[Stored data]
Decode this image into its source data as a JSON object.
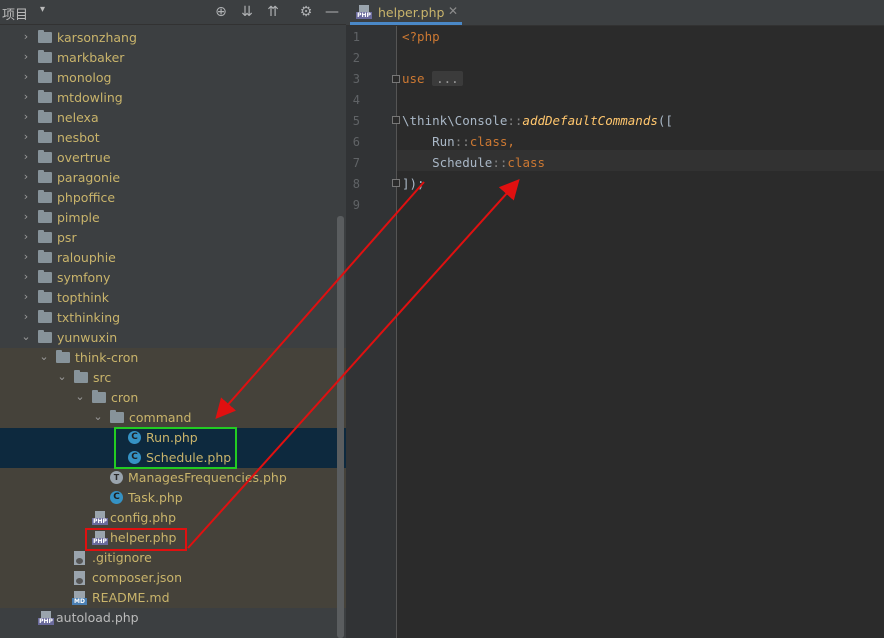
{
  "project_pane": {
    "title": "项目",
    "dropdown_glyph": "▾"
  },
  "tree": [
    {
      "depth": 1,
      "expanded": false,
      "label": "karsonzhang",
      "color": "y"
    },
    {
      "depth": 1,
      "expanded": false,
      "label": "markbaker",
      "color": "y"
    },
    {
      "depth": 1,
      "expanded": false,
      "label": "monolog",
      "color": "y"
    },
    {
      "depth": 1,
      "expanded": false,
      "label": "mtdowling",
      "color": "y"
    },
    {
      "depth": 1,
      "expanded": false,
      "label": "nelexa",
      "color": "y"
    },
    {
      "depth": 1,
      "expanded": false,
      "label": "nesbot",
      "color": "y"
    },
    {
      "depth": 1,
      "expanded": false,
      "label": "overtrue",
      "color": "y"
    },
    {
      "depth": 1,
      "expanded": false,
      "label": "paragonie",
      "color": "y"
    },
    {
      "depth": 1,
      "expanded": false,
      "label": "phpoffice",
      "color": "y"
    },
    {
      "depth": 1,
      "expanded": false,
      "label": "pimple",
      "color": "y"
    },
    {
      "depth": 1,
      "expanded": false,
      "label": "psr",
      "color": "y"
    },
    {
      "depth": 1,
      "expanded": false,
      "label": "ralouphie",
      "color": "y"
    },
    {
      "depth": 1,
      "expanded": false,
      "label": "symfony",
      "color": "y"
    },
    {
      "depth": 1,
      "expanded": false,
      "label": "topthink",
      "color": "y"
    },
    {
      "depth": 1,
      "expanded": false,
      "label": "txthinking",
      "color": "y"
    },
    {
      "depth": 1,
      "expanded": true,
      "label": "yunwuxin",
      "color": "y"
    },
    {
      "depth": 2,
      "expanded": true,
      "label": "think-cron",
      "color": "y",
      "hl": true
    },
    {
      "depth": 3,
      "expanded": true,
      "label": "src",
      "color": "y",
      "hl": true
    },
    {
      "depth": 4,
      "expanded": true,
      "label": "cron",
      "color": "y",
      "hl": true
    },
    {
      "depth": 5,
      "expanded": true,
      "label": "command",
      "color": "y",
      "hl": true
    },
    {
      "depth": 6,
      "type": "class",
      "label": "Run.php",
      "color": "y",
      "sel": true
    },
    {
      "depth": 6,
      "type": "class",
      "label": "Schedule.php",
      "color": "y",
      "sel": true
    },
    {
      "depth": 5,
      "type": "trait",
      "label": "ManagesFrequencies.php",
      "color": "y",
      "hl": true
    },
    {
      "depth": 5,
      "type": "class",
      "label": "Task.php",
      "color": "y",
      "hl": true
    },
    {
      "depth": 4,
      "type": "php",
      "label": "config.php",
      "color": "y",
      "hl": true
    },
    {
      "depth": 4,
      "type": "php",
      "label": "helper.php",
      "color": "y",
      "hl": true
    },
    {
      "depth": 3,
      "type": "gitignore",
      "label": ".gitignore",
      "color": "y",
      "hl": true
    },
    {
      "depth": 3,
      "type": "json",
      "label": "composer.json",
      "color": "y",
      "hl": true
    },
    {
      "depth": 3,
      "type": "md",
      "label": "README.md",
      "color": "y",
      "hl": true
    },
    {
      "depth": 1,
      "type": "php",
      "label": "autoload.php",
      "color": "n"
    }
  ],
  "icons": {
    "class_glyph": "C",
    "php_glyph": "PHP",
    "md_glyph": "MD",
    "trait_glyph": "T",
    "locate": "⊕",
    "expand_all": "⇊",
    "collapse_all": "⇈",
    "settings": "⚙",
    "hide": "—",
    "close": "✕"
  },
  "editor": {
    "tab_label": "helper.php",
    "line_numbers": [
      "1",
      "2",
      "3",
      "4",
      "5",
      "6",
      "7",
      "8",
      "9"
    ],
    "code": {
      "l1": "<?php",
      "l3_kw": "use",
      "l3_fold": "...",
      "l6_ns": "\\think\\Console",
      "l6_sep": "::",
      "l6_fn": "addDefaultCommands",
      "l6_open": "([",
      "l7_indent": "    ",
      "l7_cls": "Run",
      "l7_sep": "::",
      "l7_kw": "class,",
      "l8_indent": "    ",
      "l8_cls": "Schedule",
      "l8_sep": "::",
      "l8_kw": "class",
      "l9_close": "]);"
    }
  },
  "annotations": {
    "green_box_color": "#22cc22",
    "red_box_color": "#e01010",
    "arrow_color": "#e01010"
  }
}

* * *

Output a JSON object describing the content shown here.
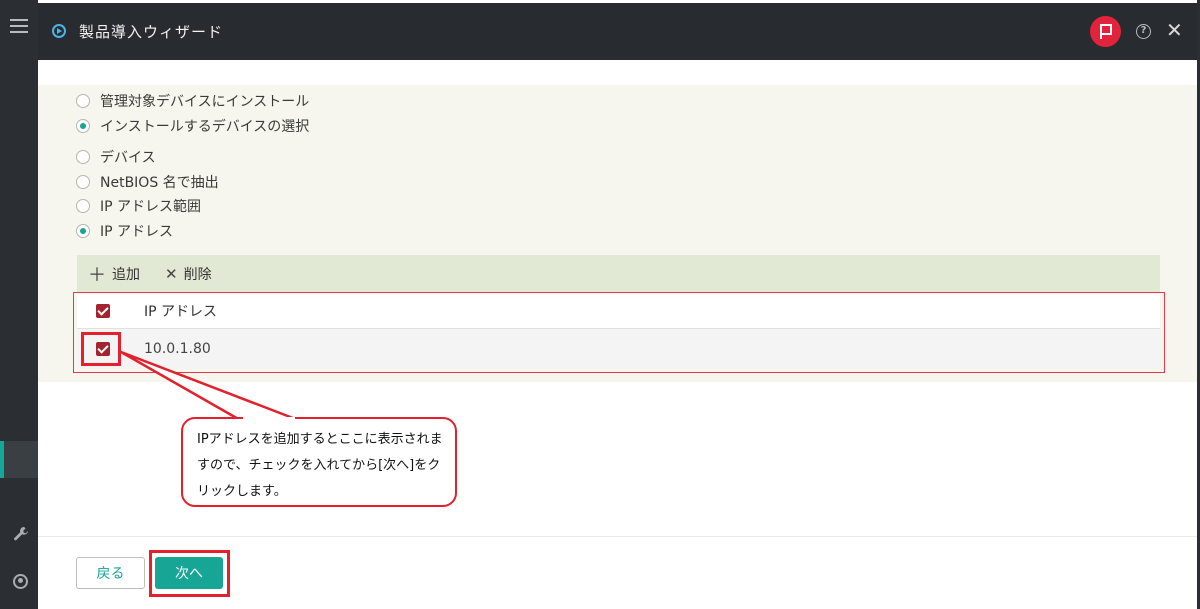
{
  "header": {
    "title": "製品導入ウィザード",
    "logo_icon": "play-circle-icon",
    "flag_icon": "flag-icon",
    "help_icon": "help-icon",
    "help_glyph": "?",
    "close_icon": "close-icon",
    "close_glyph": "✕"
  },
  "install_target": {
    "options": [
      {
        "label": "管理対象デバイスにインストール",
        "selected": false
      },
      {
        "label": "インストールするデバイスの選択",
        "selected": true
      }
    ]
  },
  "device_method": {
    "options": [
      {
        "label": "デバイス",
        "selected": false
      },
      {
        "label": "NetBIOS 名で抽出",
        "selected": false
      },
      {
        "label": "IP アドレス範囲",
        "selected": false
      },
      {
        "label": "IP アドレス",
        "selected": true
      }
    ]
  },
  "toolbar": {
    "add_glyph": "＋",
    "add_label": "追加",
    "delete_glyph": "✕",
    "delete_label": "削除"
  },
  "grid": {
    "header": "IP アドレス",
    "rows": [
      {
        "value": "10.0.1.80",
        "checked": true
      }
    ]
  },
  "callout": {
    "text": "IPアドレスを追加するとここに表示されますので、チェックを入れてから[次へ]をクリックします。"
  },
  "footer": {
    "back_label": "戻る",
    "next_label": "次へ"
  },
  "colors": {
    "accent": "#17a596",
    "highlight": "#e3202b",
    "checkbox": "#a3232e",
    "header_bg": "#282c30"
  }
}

---

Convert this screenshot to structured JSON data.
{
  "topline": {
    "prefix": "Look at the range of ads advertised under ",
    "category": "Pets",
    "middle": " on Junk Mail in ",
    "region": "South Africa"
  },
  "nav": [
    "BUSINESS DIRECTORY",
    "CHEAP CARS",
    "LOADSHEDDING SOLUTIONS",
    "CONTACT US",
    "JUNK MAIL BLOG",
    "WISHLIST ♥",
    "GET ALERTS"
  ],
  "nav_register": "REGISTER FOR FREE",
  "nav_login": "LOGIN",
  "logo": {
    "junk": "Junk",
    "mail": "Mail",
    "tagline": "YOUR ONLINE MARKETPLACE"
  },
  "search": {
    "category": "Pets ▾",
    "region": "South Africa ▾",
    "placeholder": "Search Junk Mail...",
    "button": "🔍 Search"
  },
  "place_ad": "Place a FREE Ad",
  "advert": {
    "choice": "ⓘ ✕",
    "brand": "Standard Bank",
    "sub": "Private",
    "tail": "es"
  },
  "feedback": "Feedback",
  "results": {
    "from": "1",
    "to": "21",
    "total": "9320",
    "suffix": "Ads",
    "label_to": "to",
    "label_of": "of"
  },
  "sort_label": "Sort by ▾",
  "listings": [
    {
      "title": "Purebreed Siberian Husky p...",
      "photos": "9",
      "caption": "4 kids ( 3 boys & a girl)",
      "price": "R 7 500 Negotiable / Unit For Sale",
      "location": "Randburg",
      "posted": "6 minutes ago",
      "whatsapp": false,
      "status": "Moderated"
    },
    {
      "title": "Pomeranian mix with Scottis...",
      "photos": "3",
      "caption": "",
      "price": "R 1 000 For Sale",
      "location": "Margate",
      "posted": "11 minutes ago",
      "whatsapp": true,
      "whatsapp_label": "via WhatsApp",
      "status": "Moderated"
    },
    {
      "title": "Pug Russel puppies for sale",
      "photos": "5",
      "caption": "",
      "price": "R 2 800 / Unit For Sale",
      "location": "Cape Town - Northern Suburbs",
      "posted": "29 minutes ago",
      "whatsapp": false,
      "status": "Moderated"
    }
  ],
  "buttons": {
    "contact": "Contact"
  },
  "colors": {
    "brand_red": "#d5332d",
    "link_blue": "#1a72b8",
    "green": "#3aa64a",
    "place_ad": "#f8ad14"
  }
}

[Given exercise] Determine the number of lines in the listing that contain the string "region". Write that number and nothing else.

[Task output] 2